# STATED GOAL:
From the entries below, copy every line holding the word "культуры".

# INFORMATION PROVIDED:
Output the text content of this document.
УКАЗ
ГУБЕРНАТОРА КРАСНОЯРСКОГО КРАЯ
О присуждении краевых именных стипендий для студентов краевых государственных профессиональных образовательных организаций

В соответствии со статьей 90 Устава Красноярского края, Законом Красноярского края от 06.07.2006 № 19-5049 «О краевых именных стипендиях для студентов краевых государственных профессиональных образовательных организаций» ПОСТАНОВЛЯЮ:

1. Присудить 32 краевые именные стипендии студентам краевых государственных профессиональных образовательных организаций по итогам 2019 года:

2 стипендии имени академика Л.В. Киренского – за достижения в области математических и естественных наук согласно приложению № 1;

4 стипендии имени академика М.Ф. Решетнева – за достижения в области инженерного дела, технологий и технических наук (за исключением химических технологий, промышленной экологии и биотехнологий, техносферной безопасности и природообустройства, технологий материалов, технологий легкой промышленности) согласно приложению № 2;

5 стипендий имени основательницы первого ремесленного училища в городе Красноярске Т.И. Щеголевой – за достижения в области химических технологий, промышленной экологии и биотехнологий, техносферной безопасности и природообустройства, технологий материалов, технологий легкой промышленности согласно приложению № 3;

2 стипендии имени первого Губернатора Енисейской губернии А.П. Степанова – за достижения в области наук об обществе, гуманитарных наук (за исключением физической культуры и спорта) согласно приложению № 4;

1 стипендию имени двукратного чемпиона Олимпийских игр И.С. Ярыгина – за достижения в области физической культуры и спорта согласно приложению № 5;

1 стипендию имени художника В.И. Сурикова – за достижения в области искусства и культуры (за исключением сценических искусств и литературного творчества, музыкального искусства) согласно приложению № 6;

# TASK RESPONSE:
2 стипендии имени первого Губернатора Енисейской губернии А.П. Степанова – за достижения в области наук об обществе, гуманитарных наук (за исключением физической культуры и спорта) согласно приложению № 4;
1 стипендию имени двукратного чемпиона Олимпийских игр И.С. Ярыгина – за достижения в области физической культуры и спорта согласно приложению № 5;
1 стипендию имени художника В.И. Сурикова – за достижения в области искусства и культуры (за исключением сценических искусств и литературного творчества, музыкального искусства) согласно приложению № 6;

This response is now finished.